=== Given instruction ===
Copy out the entries exactly, from the first line to the last.

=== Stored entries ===
•••

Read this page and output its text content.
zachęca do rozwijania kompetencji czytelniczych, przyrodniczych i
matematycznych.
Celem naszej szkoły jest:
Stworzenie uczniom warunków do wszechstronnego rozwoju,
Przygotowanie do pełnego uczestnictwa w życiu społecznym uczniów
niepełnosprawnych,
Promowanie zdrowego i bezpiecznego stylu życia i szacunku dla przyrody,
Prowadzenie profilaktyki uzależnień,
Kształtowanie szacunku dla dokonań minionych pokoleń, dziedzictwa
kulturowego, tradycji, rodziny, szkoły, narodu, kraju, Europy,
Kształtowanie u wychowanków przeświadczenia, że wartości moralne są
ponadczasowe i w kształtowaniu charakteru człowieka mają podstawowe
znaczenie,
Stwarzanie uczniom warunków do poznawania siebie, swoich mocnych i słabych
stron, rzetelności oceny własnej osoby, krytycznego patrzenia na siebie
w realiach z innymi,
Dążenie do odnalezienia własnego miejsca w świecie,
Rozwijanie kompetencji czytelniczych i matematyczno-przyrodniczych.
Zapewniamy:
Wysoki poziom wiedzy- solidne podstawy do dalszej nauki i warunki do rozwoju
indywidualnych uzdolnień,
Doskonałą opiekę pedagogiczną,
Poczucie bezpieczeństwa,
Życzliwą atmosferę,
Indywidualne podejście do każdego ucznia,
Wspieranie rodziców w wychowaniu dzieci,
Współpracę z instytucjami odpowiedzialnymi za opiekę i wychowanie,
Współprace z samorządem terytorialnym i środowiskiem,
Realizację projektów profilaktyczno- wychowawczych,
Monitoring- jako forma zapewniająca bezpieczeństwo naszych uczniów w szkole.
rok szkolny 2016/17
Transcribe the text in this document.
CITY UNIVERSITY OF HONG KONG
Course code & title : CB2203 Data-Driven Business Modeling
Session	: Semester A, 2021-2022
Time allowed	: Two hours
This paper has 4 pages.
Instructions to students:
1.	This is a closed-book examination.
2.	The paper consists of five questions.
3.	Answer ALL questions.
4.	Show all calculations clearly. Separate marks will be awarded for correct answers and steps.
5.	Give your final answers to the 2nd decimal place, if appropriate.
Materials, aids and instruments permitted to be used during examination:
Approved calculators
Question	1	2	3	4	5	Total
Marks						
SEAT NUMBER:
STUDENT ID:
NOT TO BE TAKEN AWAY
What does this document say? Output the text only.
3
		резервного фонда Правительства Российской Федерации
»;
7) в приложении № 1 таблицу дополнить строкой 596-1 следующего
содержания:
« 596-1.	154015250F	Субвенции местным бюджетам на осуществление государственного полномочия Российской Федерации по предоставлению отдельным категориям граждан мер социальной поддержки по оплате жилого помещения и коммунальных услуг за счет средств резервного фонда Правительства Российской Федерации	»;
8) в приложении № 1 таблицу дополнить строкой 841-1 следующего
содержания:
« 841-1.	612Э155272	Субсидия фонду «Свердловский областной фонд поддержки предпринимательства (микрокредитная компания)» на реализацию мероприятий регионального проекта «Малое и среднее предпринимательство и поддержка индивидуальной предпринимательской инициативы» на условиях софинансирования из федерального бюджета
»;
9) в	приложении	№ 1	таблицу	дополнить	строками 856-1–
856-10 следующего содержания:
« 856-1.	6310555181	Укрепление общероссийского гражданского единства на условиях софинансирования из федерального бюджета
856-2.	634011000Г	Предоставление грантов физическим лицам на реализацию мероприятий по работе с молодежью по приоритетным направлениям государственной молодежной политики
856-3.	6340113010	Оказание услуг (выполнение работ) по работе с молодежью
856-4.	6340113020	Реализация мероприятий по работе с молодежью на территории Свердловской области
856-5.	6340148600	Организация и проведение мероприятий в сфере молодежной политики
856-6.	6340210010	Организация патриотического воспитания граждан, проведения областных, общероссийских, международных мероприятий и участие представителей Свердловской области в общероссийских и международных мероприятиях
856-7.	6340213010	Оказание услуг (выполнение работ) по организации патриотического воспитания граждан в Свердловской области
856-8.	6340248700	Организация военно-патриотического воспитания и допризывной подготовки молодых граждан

•••

=== Problem solution ===
Read this page and output its text content.
zachęca do rozwijania kompetencji czytelniczych, przyrodniczych i
matematycznych.
Celem naszej szkoły jest:
Stworzenie uczniom warunków do wszechstronnego rozwoju,
Przygotowanie do pełnego uczestnictwa w życiu społecznym uczniów
niepełnosprawnych,
Promowanie zdrowego i bezpiecznego stylu życia i szacunku dla przyrody,
Prowadzenie profilaktyki uzależnień,
Kształtowanie szacunku dla dokonań minionych pokoleń, dziedzictwa
kulturowego, tradycji, rodziny, szkoły, narodu, kraju, Europy,
Kształtowanie u wychowanków przeświadczenia, że wartości moralne są
ponadczasowe i w kształtowaniu charakteru człowieka mają podstawowe
znaczenie,
Stwarzanie uczniom warunków do poznawania siebie, swoich mocnych i słabych
stron, rzetelności oceny własnej osoby, krytycznego patrzenia na siebie
w realiach z innymi,
Dążenie do odnalezienia własnego miejsca w świecie,
Rozwijanie kompetencji czytelniczych i matematyczno-przyrodniczych.
Zapewniamy:
Wysoki poziom wiedzy- solidne podstawy do dalszej nauki i warunki do rozwoju
indywidualnych uzdolnień,
Doskonałą opiekę pedagogiczną,
Poczucie bezpieczeństwa,
Życzliwą atmosferę,
Indywidualne podejście do każdego ucznia,
Wspieranie rodziców w wychowaniu dzieci,
Współpracę z instytucjami odpowiedzialnymi za opiekę i wychowanie,
Współprace z samorządem terytorialnym i środowiskiem,
Realizację projektów profilaktyczno- wychowawczych,
Monitoring- jako forma zapewniająca bezpieczeństwo naszych uczniów w szkole.
rok szkolny 2016/17
Transcribe the text in this document.
CITY UNIVERSITY OF HONG KONG
Course code & title : CB2203 Data-Driven Business Modeling
Session	: Semester A, 2021-2022
Time allowed	: Two hours
This paper has 4 pages.
Instructions to students:
1.	This is a closed-book examination.
2.	The paper consists of five questions.
3.	Answer ALL questions.
4.	Show all calculations clearly. Separate marks will be awarded for correct answers and steps.
5.	Give your final answers to the 2nd decimal place, if appropriate.
Materials, aids and instruments permitted to be used during examination:
Approved calculators
Question	1	2	3	4	5	Total
Marks						
SEAT NUMBER:
STUDENT ID:
NOT TO BE TAKEN AWAY
What does this document say? Output the text only.
3
		резервного фонда Правительства Российской Федерации
»;
7) в приложении № 1 таблицу дополнить строкой 596-1 следующего
содержания:
« 596-1.	154015250F	Субвенции местным бюджетам на осуществление государственного полномочия Российской Федерации по предоставлению отдельным категориям граждан мер социальной поддержки по оплате жилого помещения и коммунальных услуг за счет средств резервного фонда Правительства Российской Федерации	»;
8) в приложении № 1 таблицу дополнить строкой 841-1 следующего
содержания:
« 841-1.	612Э155272	Субсидия фонду «Свердловский областной фонд поддержки предпринимательства (микрокредитная компания)» на реализацию мероприятий регионального проекта «Малое и среднее предпринимательство и поддержка индивидуальной предпринимательской инициативы» на условиях софинансирования из федерального бюджета
»;
9) в	приложении	№ 1	таблицу	дополнить	строками 856-1–
856-10 следующего содержания:
« 856-1.	6310555181	Укрепление общероссийского гражданского единства на условиях софинансирования из федерального бюджета
856-2.	634011000Г	Предоставление грантов физическим лицам на реализацию мероприятий по работе с молодежью по приоритетным направлениям государственной молодежной политики
856-3.	6340113010	Оказание услуг (выполнение работ) по работе с молодежью
856-4.	6340113020	Реализация мероприятий по работе с молодежью на территории Свердловской области
856-5.	6340148600	Организация и проведение мероприятий в сфере молодежной политики
856-6.	6340210010	Организация патриотического воспитания граждан, проведения областных, общероссийских, международных мероприятий и участие представителей Свердловской области в общероссийских и международных мероприятиях
856-7.	6340213010	Оказание услуг (выполнение работ) по организации патриотического воспитания граждан в Свердловской области
856-8.	6340248700	Организация военно-патриотического воспитания и допризывной подготовки молодых граждан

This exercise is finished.